# [TASK LIST]
• A. Summarize the passage on Black Friday shopping in two sentences.
• B. Pick up the passage on Black Friday shopping after its last sentence and carry it on.

# [STUDY TEXT]
_ _ _ _ _ _ _

Occupy Black FridayTarget, Best Buy and Macy's were among the stores that opened at midnight, while Gap and Toys R Us opened on Thanksgiving itself.
Protests are planned in a number of cities urging people to boycott national chains on Black Friday.
Several Occupy activists demonstrated outside New York's flagship Macy's, but they could not put off more than 9,000 people who had queued for the store's midnight opening.
Nelson Sepulveda, a New York building superintendent, was the first in line at a Manhattan Best Buy store having queued for 28 hours before it opened.
He wanted to get his hands on a 42-in LCD television for $200 (£130) and other items, the Reuters news agency reported.
For the past six years, a combination of increasingly early opening times and enticing deals have helped make the day after Thanksgiving the biggest shopping day in the US.

_ _ _ _ _ _ _

# [THE DATA]
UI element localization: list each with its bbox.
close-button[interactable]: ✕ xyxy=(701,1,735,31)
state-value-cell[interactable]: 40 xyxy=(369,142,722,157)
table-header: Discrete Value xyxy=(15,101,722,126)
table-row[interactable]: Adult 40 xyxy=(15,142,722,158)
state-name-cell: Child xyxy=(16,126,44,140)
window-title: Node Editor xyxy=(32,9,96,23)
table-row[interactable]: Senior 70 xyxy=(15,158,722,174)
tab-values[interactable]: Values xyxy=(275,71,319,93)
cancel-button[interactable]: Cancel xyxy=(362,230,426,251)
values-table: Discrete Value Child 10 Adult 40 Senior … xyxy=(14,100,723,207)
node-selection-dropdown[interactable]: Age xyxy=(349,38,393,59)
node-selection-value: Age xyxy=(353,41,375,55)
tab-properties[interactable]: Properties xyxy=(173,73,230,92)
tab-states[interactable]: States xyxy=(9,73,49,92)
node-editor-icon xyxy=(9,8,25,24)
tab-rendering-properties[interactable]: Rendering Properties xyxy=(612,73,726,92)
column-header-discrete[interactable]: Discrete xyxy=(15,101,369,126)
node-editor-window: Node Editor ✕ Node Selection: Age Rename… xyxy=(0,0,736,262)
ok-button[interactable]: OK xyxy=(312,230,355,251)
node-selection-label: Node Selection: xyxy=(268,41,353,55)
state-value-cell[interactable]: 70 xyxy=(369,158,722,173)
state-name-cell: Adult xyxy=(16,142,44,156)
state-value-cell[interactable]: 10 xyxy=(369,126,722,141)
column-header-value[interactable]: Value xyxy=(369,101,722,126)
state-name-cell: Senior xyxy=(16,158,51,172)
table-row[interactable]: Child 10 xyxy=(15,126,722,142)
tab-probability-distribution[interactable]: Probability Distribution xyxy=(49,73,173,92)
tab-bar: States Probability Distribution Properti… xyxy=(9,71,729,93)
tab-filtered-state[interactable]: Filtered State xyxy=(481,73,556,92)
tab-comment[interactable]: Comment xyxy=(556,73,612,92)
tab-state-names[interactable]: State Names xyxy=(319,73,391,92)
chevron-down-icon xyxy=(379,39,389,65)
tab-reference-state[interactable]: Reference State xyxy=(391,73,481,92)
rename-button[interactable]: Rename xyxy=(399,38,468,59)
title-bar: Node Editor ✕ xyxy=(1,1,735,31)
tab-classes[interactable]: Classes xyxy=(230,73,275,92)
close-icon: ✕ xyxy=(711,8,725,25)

_ _ _ _ _ _ _

# [EXERCISE RESPONSES]
• A. Target, Best Buy and Macy's opened at midnight, Gap and Toys R Us opened on Thanksgiving itself, and protests urging people to boycott national chains on Black Friday were planned in a number of cities. Occupy activists outside New York's flagship Macy's could not put off more than 9,000 people queuing for its midnight opening, and over the past six years early opening times and enticing deals have helped make the day after Thanksgiving the biggest shopping day in the US.

• B.
About 152 million people were expected to visit stores in search of bargains this weekend - up 10% from last year - according to the National Retail Federation (NRF).
Consumer spending accounts for about 70% of US economic activity, so economists will be watching the retail bonanza closely.
Between 25-40% of annual US retail sales take place during November and December.
Analysts say a powerful start to the shopping season could cheer employment prospects in the retail sector, which supports about a quarter of all jobs in the US.
Retail hiring for the season has still not yet rebounded to its 2005 pre-recession peak of 642,000 workers, according to the NRF.